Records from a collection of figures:
^^^^^^^^^^^^^^^^

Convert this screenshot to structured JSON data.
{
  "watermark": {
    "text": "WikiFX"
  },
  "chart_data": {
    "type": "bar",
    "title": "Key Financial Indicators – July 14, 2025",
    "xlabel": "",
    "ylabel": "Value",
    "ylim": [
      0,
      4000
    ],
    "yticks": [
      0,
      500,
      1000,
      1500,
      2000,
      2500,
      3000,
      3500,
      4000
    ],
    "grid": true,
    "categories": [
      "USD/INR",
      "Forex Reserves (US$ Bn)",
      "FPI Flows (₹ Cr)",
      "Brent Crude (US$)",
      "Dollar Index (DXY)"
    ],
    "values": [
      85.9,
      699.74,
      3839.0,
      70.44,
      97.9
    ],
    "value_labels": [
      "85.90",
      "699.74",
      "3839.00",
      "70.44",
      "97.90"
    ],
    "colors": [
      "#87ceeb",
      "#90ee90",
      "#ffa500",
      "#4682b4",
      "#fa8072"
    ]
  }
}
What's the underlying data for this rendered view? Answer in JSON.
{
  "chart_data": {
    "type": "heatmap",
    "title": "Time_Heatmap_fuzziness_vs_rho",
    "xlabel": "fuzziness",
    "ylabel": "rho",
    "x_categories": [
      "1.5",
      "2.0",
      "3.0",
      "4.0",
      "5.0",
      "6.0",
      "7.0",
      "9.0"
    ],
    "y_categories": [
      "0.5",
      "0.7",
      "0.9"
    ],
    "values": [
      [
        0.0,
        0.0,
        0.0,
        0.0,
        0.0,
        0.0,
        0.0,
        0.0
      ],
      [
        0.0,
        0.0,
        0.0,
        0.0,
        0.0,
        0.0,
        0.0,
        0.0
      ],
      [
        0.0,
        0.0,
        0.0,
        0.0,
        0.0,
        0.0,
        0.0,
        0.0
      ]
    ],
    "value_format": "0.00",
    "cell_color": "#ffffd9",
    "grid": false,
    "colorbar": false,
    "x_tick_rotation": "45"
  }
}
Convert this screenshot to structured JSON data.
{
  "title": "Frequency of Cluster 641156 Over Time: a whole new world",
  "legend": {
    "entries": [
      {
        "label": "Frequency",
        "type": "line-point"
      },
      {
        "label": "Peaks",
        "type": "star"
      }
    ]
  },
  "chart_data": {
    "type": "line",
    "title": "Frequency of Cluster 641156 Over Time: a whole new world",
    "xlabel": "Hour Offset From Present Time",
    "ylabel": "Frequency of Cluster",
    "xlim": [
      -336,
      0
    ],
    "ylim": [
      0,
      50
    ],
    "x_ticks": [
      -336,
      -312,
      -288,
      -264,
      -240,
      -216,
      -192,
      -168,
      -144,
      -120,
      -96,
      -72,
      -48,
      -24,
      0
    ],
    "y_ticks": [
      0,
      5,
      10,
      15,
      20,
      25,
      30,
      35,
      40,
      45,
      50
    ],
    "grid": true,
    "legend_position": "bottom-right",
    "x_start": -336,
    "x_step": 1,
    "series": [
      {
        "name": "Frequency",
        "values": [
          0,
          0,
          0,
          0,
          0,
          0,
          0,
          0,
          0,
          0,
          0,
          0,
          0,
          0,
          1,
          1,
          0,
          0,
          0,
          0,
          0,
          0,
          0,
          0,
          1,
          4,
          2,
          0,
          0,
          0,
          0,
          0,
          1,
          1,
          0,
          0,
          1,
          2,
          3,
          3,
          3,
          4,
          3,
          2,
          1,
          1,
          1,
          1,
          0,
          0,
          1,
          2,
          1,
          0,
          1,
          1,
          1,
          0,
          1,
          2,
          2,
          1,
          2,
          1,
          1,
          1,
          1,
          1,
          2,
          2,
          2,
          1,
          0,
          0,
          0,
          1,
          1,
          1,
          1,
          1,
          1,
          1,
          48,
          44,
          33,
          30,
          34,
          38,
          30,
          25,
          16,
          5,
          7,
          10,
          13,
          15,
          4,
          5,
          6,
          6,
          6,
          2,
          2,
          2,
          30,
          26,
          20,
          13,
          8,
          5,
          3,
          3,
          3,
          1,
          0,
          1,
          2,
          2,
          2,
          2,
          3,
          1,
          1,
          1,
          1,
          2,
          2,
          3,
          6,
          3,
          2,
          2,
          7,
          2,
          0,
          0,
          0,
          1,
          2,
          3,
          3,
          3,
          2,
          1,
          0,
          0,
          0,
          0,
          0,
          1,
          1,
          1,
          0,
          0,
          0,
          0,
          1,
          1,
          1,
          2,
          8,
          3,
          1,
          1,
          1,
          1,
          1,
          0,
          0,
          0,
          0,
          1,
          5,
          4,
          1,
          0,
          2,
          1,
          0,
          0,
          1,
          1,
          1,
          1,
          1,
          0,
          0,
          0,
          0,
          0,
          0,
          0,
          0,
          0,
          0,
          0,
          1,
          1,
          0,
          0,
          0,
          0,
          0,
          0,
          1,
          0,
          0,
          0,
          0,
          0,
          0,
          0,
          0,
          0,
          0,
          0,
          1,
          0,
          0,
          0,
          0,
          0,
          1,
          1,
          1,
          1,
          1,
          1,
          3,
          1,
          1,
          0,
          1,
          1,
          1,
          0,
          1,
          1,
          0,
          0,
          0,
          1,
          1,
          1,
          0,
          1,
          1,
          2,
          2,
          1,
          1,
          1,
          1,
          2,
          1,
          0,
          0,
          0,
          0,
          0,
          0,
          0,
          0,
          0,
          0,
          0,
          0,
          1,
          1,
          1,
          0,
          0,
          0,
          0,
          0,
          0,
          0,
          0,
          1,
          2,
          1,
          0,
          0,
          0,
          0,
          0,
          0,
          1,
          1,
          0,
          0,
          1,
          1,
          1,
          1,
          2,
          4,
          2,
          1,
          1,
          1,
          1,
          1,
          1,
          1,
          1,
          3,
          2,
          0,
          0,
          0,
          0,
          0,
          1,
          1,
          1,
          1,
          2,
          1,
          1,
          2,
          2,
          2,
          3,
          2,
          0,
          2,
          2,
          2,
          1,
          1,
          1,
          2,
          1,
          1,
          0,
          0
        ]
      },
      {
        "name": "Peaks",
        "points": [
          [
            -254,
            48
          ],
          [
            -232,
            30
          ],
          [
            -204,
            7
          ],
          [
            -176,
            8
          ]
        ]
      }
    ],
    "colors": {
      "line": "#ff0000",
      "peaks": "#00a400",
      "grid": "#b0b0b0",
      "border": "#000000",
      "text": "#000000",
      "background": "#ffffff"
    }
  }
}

^^^^^^^^^^^^^^^^

▸ **Work required**
From the listing above, extract all records word for word.

▸ **Answer in full**
Convert this screenshot to structured JSON data.
{
  "watermark": {
    "text": "WikiFX"
  },
  "chart_data": {
    "type": "bar",
    "title": "Key Financial Indicators – July 14, 2025",
    "xlabel": "",
    "ylabel": "Value",
    "ylim": [
      0,
      4000
    ],
    "yticks": [
      0,
      500,
      1000,
      1500,
      2000,
      2500,
      3000,
      3500,
      4000
    ],
    "grid": true,
    "categories": [
      "USD/INR",
      "Forex Reserves (US$ Bn)",
      "FPI Flows (₹ Cr)",
      "Brent Crude (US$)",
      "Dollar Index (DXY)"
    ],
    "values": [
      85.9,
      699.74,
      3839.0,
      70.44,
      97.9
    ],
    "value_labels": [
      "85.90",
      "699.74",
      "3839.00",
      "70.44",
      "97.90"
    ],
    "colors": [
      "#87ceeb",
      "#90ee90",
      "#ffa500",
      "#4682b4",
      "#fa8072"
    ]
  }
}
What's the underlying data for this rendered view? Answer in JSON.
{
  "chart_data": {
    "type": "heatmap",
    "title": "Time_Heatmap_fuzziness_vs_rho",
    "xlabel": "fuzziness",
    "ylabel": "rho",
    "x_categories": [
      "1.5",
      "2.0",
      "3.0",
      "4.0",
      "5.0",
      "6.0",
      "7.0",
      "9.0"
    ],
    "y_categories": [
      "0.5",
      "0.7",
      "0.9"
    ],
    "values": [
      [
        0.0,
        0.0,
        0.0,
        0.0,
        0.0,
        0.0,
        0.0,
        0.0
      ],
      [
        0.0,
        0.0,
        0.0,
        0.0,
        0.0,
        0.0,
        0.0,
        0.0
      ],
      [
        0.0,
        0.0,
        0.0,
        0.0,
        0.0,
        0.0,
        0.0,
        0.0
      ]
    ],
    "value_format": "0.00",
    "cell_color": "#ffffd9",
    "grid": false,
    "colorbar": false,
    "x_tick_rotation": "45"
  }
}
Convert this screenshot to structured JSON data.
{
  "title": "Frequency of Cluster 641156 Over Time: a whole new world",
  "legend": {
    "entries": [
      {
        "label": "Frequency",
        "type": "line-point"
      },
      {
        "label": "Peaks",
        "type": "star"
      }
    ]
  },
  "chart_data": {
    "type": "line",
    "title": "Frequency of Cluster 641156 Over Time: a whole new world",
    "xlabel": "Hour Offset From Present Time",
    "ylabel": "Frequency of Cluster",
    "xlim": [
      -336,
      0
    ],
    "ylim": [
      0,
      50
    ],
    "x_ticks": [
      -336,
      -312,
      -288,
      -264,
      -240,
      -216,
      -192,
      -168,
      -144,
      -120,
      -96,
      -72,
      -48,
      -24,
      0
    ],
    "y_ticks": [
      0,
      5,
      10,
      15,
      20,
      25,
      30,
      35,
      40,
      45,
      50
    ],
    "grid": true,
    "legend_position": "bottom-right",
    "x_start": -336,
    "x_step": 1,
    "series": [
      {
        "name": "Frequency",
        "values": [
          0,
          0,
          0,
          0,
          0,
          0,
          0,
          0,
          0,
          0,
          0,
          0,
          0,
          0,
          1,
          1,
          0,
          0,
          0,
          0,
          0,
          0,
          0,
          0,
          1,
          4,
          2,
          0,
          0,
          0,
          0,
          0,
          1,
          1,
          0,
          0,
          1,
          2,
          3,
          3,
          3,
          4,
          3,
          2,
          1,
          1,
          1,
          1,
          0,
          0,
          1,
          2,
          1,
          0,
          1,
          1,
          1,
          0,
          1,
          2,
          2,
          1,
          2,
          1,
          1,
          1,
          1,
          1,
          2,
          2,
          2,
          1,
          0,
          0,
          0,
          1,
          1,
          1,
          1,
          1,
          1,
          1,
          48,
          44,
          33,
          30,
          34,
          38,
          30,
          25,
          16,
          5,
          7,
          10,
          13,
          15,
          4,
          5,
          6,
          6,
          6,
          2,
          2,
          2,
          30,
          26,
          20,
          13,
          8,
          5,
          3,
          3,
          3,
          1,
          0,
          1,
          2,
          2,
          2,
          2,
          3,
          1,
          1,
          1,
          1,
          2,
          2,
          3,
          6,
          3,
          2,
          2,
          7,
          2,
          0,
          0,
          0,
          1,
          2,
          3,
          3,
          3,
          2,
          1,
          0,
          0,
          0,
          0,
          0,
          1,
          1,
          1,
          0,
          0,
          0,
          0,
          1,
          1,
          1,
          2,
          8,
          3,
          1,
          1,
          1,
          1,
          1,
          0,
          0,
          0,
          0,
          1,
          5,
          4,
          1,
          0,
          2,
          1,
          0,
          0,
          1,
          1,
          1,
          1,
          1,
          0,
          0,
          0,
          0,
          0,
          0,
          0,
          0,
          0,
          0,
          0,
          1,
          1,
          0,
          0,
          0,
          0,
          0,
          0,
          1,
          0,
          0,
          0,
          0,
          0,
          0,
          0,
          0,
          0,
          0,
          0,
          1,
          0,
          0,
          0,
          0,
          0,
          1,
          1,
          1,
          1,
          1,
          1,
          3,
          1,
          1,
          0,
          1,
          1,
          1,
          0,
          1,
          1,
          0,
          0,
          0,
          1,
          1,
          1,
          0,
          1,
          1,
          2,
          2,
          1,
          1,
          1,
          1,
          2,
          1,
          0,
          0,
          0,
          0,
          0,
          0,
          0,
          0,
          0,
          0,
          0,
          0,
          1,
          1,
          1,
          0,
          0,
          0,
          0,
          0,
          0,
          0,
          0,
          1,
          2,
          1,
          0,
          0,
          0,
          0,
          0,
          0,
          1,
          1,
          0,
          0,
          1,
          1,
          1,
          1,
          2,
          4,
          2,
          1,
          1,
          1,
          1,
          1,
          1,
          1,
          1,
          3,
          2,
          0,
          0,
          0,
          0,
          0,
          1,
          1,
          1,
          1,
          2,
          1,
          1,
          2,
          2,
          2,
          3,
          2,
          0,
          2,
          2,
          2,
          1,
          1,
          1,
          2,
          1,
          1,
          0,
          0
        ]
      },
      {
        "name": "Peaks",
        "points": [
          [
            -254,
            48
          ],
          [
            -232,
            30
          ],
          [
            -204,
            7
          ],
          [
            -176,
            8
          ]
        ]
      }
    ],
    "colors": {
      "line": "#ff0000",
      "peaks": "#00a400",
      "grid": "#b0b0b0",
      "border": "#000000",
      "text": "#000000",
      "background": "#ffffff"
    }
  }
}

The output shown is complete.